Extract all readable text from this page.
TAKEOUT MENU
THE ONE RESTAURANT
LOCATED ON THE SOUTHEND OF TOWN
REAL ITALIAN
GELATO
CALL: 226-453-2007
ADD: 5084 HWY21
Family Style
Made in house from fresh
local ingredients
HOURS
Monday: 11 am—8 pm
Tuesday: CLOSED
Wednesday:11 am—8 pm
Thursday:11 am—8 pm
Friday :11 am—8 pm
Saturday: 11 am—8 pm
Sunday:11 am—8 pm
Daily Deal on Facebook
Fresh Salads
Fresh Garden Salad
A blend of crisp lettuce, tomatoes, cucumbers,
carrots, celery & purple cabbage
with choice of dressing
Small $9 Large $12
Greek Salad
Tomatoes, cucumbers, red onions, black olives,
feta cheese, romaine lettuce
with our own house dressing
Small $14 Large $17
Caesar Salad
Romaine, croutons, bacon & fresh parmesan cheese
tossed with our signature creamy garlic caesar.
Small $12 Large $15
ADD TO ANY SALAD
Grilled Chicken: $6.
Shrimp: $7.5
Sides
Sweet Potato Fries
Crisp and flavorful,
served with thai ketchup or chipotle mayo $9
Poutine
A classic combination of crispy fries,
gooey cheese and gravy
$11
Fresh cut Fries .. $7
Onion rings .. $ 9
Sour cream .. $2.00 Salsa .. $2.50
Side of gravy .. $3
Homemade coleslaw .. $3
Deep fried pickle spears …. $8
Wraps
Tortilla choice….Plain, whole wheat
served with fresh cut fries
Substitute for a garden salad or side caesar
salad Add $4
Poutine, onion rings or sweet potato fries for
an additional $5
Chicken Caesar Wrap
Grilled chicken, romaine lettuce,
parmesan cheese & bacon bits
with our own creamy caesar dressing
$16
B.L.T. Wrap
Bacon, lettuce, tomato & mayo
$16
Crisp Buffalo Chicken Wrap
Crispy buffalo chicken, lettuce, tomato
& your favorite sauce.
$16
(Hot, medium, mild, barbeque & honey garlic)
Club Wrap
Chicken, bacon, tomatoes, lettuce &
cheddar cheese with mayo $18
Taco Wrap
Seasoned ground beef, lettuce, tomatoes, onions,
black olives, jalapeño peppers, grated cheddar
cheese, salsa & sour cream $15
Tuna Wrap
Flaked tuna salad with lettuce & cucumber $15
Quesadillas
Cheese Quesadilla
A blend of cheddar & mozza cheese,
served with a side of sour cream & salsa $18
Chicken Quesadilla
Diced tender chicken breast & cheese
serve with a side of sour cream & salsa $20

Exercise details:
Print all of the entries again, exactly as written.

Solution for this exercise:
Extract all readable text from this page.
TAKEOUT MENU
THE ONE RESTAURANT
LOCATED ON THE SOUTHEND OF TOWN
REAL ITALIAN
GELATO
CALL: 226-453-2007
ADD: 5084 HWY21
Family Style
Made in house from fresh
local ingredients
HOURS
Monday: 11 am—8 pm
Tuesday: CLOSED
Wednesday:11 am—8 pm
Thursday:11 am—8 pm
Friday :11 am—8 pm
Saturday: 11 am—8 pm
Sunday:11 am—8 pm
Daily Deal on Facebook
Fresh Salads
Fresh Garden Salad
A blend of crisp lettuce, tomatoes, cucumbers,
carrots, celery & purple cabbage
with choice of dressing
Small $9 Large $12
Greek Salad
Tomatoes, cucumbers, red onions, black olives,
feta cheese, romaine lettuce
with our own house dressing
Small $14 Large $17
Caesar Salad
Romaine, croutons, bacon & fresh parmesan cheese
tossed with our signature creamy garlic caesar.
Small $12 Large $15
ADD TO ANY SALAD
Grilled Chicken: $6.
Shrimp: $7.5
Sides
Sweet Potato Fries
Crisp and flavorful,
served with thai ketchup or chipotle mayo $9
Poutine
A classic combination of crispy fries,
gooey cheese and gravy
$11
Fresh cut Fries .. $7
Onion rings .. $ 9
Sour cream .. $2.00 Salsa .. $2.50
Side of gravy .. $3
Homemade coleslaw .. $3
Deep fried pickle spears …. $8
Wraps
Tortilla choice….Plain, whole wheat
served with fresh cut fries
Substitute for a garden salad or side caesar
salad Add $4
Poutine, onion rings or sweet potato fries for
an additional $5
Chicken Caesar Wrap
Grilled chicken, romaine lettuce,
parmesan cheese & bacon bits
with our own creamy caesar dressing
$16
B.L.T. Wrap
Bacon, lettuce, tomato & mayo
$16
Crisp Buffalo Chicken Wrap
Crispy buffalo chicken, lettuce, tomato
& your favorite sauce.
$16
(Hot, medium, mild, barbeque & honey garlic)
Club Wrap
Chicken, bacon, tomatoes, lettuce &
cheddar cheese with mayo $18
Taco Wrap
Seasoned ground beef, lettuce, tomatoes, onions,
black olives, jalapeño peppers, grated cheddar
cheese, salsa & sour cream $15
Tuna Wrap
Flaked tuna salad with lettuce & cucumber $15
Quesadillas
Cheese Quesadilla
A blend of cheddar & mozza cheese,
served with a side of sour cream & salsa $18
Chicken Quesadilla
Diced tender chicken breast & cheese
serve with a side of sour cream & salsa $20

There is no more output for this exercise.